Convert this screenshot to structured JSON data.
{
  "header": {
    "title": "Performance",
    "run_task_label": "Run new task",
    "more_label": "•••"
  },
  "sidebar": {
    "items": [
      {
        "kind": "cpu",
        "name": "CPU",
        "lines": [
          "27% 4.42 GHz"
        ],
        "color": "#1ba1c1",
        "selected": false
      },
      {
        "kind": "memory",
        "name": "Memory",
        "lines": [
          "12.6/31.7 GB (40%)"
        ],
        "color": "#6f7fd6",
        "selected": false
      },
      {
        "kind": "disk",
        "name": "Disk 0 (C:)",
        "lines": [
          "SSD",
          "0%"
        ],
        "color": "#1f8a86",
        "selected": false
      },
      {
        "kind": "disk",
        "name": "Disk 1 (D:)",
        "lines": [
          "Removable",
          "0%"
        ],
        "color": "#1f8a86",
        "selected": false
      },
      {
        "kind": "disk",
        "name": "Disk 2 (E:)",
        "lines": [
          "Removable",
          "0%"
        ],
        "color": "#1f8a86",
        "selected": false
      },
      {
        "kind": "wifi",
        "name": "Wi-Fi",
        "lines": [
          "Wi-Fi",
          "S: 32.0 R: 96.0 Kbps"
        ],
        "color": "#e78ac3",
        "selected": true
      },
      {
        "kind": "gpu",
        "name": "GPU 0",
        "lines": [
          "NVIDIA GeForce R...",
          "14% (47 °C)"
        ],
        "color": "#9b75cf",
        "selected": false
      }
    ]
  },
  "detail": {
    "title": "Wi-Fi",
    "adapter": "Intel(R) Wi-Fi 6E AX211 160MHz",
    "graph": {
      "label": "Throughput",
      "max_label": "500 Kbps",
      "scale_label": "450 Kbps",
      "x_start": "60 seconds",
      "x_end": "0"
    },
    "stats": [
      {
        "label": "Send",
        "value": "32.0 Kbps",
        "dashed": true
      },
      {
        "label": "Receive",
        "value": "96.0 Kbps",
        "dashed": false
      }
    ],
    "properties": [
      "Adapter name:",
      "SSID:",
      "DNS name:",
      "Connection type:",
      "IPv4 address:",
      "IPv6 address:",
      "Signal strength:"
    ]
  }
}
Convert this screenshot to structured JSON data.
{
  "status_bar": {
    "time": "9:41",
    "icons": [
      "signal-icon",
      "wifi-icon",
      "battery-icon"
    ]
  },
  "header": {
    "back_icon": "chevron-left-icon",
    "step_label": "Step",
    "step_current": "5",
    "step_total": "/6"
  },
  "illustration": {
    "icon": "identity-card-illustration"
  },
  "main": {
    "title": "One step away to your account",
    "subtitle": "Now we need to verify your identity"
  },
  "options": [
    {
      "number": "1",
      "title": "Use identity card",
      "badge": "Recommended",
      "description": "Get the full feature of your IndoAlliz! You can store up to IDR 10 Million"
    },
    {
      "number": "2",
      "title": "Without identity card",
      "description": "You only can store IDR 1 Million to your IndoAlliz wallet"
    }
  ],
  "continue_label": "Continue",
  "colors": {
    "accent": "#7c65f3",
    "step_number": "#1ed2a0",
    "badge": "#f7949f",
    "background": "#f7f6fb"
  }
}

■ ■ ■ ■ ■ ■ ■

PROBLEM DESCRIPTION: Above are the records; retype them all without a single difference.

WRITTEN SOLUTION:
Convert this screenshot to structured JSON data.
{
  "header": {
    "title": "Performance",
    "run_task_label": "Run new task",
    "more_label": "•••"
  },
  "sidebar": {
    "items": [
      {
        "kind": "cpu",
        "name": "CPU",
        "lines": [
          "27% 4.42 GHz"
        ],
        "color": "#1ba1c1",
        "selected": false
      },
      {
        "kind": "memory",
        "name": "Memory",
        "lines": [
          "12.6/31.7 GB (40%)"
        ],
        "color": "#6f7fd6",
        "selected": false
      },
      {
        "kind": "disk",
        "name": "Disk 0 (C:)",
        "lines": [
          "SSD",
          "0%"
        ],
        "color": "#1f8a86",
        "selected": false
      },
      {
        "kind": "disk",
        "name": "Disk 1 (D:)",
        "lines": [
          "Removable",
          "0%"
        ],
        "color": "#1f8a86",
        "selected": false
      },
      {
        "kind": "disk",
        "name": "Disk 2 (E:)",
        "lines": [
          "Removable",
          "0%"
        ],
        "color": "#1f8a86",
        "selected": false
      },
      {
        "kind": "wifi",
        "name": "Wi-Fi",
        "lines": [
          "Wi-Fi",
          "S: 32.0 R: 96.0 Kbps"
        ],
        "color": "#e78ac3",
        "selected": true
      },
      {
        "kind": "gpu",
        "name": "GPU 0",
        "lines": [
          "NVIDIA GeForce R...",
          "14% (47 °C)"
        ],
        "color": "#9b75cf",
        "selected": false
      }
    ]
  },
  "detail": {
    "title": "Wi-Fi",
    "adapter": "Intel(R) Wi-Fi 6E AX211 160MHz",
    "graph": {
      "label": "Throughput",
      "max_label": "500 Kbps",
      "scale_label": "450 Kbps",
      "x_start": "60 seconds",
      "x_end": "0"
    },
    "stats": [
      {
        "label": "Send",
        "value": "32.0 Kbps",
        "dashed": true
      },
      {
        "label": "Receive",
        "value": "96.0 Kbps",
        "dashed": false
      }
    ],
    "properties": [
      "Adapter name:",
      "SSID:",
      "DNS name:",
      "Connection type:",
      "IPv4 address:",
      "IPv6 address:",
      "Signal strength:"
    ]
  }
}
Convert this screenshot to structured JSON data.
{
  "status_bar": {
    "time": "9:41",
    "icons": [
      "signal-icon",
      "wifi-icon",
      "battery-icon"
    ]
  },
  "header": {
    "back_icon": "chevron-left-icon",
    "step_label": "Step",
    "step_current": "5",
    "step_total": "/6"
  },
  "illustration": {
    "icon": "identity-card-illustration"
  },
  "main": {
    "title": "One step away to your account",
    "subtitle": "Now we need to verify your identity"
  },
  "options": [
    {
      "number": "1",
      "title": "Use identity card",
      "badge": "Recommended",
      "description": "Get the full feature of your IndoAlliz! You can store up to IDR 10 Million"
    },
    {
      "number": "2",
      "title": "Without identity card",
      "description": "You only can store IDR 1 Million to your IndoAlliz wallet"
    }
  ],
  "continue_label": "Continue",
  "colors": {
    "accent": "#7c65f3",
    "step_number": "#1ed2a0",
    "badge": "#f7949f",
    "background": "#f7f6fb"
  }
}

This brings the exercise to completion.